[Given text]:
·····
And so, I’d say that’s the big elephant in the room or, or reason number one. When you look at Shore Capital’s historic investment record, I think they’ve proven their ability to go into these fragmented sectors or spaces and in a value added way, acquire strong legacy participants, in our world those would be independent clinical research sites, and invest in them to enable them both locally, but also part of a growing national platform so they can participate nationally in a way that serves the strategic plan or thesis of the particular platform. 

Anderson Williams: It sounds like to me, and correct me if I’m wrong, but it sounds like an added benefit given the fragmentation would be to some degree streamlining access for patients to the clinical trials as well. Is that accurate on the patient side?  

Carsten Bick: So, patient recruitment and access go hand in hand. In fact, PhaseWell Research is dedicated, in fact, it’s our mission to connecting our communities to clinical trials. We like to say that brings hope to patients today and shapes tomorrow’s medicine. And so going back to your question, Anderson. Patient access looks like a couple of different things.  

So one, we believe deeply in community access. What that means is it’s a building that is near where you live and work. Getting in and out, while that may sound simple, is actually hugely important. And so, whether it is where we acquire and partner with sites or where we will in the future, potentially build sites, I’d say that’s the first component of access. 

Two, and it’s maybe back to your question on why this is a good time to invest in this particular sector is there’s a tremendous opportunity from a technology perspective to better identify these patients and bring education as a form of access to them. The data point in our industry, and it kind of follows the fragmentation comment I made earlier, is that about 3% of patients and 3% of physicians participate in clinical research today. 

At PhaseWell, we wanna focus in the most complex and impactful TAs. For us, that’s oncology, it’s complex cardiometabolic, and it’s central nervous system, you’ll hear the term CNS. And so, when you look at complex disease states and you have an appreciation of the quality of science coming down that pike. Then the concept of bringing quality research in conjunction with quality standard of care medicine represents better healthcare. We firmly believe that, And so, our investments into technology, AI or otherwise, are squarely focused on finding more of the right patients and educating them on the opportunity that is in front of them. 

I would say the same thing goes with the physician and private practice community. I had mentioned that 3% of physicians today participate in research. Again, we view that as a massive opportunity. I have a host of programs we’ve built out in our first year here that are meant to better engage and bring quality research as an offering to these community provider groups. 

I think the listeners will understand that in most cases, patients are more inclined to listen to their physician over perhaps their spouse or anyone else. And so, we’re trying to take a multimodal approach to bring access in a host of different ways because we think it is one hugely important missionally for what we are trying to do, and two represents an organic growth avenue that is not just simply trying to receive more trial awards from our customers upstream. 

Anderson Williams: Yeah, and you mentioned this is the first year. Tell me a little bit about where the company is today in this first year. I guess just size, scope, partnerships, otherwise gimme a little sense of what the company looks like.  

Carsten Bick: So, today we are about nine months in to growing PhaseWell. We came together at the end of 2024 with the acquisition and partnership with two, what I’ll call tall tent poles in the industry. 

Our first acquired partner is a company called Gabriel Cancer Center Research. They’re up in Northeast Ohio. Gabriel Cancer, currently today has about 85 open clinical trials and has about 28 years of experience in independent oncology research. Our second acquired partnership is a company in North Central Florida called Renstar Medical Research.
·····
Document layout analysis data:
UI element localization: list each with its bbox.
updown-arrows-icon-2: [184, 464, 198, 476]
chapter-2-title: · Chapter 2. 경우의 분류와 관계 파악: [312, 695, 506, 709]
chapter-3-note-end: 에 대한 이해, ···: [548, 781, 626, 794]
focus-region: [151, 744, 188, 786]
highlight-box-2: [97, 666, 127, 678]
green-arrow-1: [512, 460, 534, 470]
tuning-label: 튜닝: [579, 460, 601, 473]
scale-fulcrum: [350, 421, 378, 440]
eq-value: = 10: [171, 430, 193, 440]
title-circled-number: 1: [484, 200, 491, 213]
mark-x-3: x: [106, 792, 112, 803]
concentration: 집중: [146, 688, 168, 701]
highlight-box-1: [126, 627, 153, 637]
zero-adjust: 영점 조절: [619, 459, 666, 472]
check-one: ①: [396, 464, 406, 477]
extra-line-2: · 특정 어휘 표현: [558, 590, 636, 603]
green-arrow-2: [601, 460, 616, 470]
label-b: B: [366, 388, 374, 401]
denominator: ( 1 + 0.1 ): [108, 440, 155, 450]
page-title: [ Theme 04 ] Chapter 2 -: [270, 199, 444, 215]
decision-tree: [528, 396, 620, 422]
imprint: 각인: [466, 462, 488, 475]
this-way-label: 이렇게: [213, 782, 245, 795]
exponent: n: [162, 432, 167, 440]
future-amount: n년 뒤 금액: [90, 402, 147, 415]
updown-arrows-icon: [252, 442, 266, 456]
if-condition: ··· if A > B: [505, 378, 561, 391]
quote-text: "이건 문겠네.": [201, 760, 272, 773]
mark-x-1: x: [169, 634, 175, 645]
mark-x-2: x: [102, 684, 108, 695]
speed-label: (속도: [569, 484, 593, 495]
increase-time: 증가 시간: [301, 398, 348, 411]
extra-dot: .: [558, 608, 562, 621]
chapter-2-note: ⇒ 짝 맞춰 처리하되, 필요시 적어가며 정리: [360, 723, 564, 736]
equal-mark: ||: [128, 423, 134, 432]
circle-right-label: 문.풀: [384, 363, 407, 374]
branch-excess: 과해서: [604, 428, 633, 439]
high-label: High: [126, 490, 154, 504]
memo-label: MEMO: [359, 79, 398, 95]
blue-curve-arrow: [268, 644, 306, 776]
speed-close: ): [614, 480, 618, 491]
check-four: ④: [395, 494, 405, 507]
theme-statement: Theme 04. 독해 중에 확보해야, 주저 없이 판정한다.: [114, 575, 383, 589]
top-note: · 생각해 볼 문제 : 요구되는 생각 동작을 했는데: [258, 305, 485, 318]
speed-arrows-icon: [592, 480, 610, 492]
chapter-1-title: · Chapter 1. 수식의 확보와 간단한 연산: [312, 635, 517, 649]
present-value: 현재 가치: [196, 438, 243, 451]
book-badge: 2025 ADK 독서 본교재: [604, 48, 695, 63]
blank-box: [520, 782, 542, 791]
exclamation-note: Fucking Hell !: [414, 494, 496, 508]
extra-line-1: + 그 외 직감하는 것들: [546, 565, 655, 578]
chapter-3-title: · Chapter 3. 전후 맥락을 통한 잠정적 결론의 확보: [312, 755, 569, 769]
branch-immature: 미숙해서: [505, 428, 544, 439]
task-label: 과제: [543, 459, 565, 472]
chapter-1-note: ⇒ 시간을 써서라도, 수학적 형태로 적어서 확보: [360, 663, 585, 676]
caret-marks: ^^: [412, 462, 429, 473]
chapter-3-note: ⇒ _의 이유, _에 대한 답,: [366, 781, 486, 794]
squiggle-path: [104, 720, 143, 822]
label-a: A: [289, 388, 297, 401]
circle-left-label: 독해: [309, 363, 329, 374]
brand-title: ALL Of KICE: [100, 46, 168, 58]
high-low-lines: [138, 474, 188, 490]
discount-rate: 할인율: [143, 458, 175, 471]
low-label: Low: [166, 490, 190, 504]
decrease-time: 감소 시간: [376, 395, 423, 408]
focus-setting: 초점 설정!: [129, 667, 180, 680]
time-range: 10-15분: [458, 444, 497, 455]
·····
According to the interview, what percentage of patients take part in clinical research today? These records have no connection to the text.

[Completed task]:
About 3% of patients participate in clinical research today.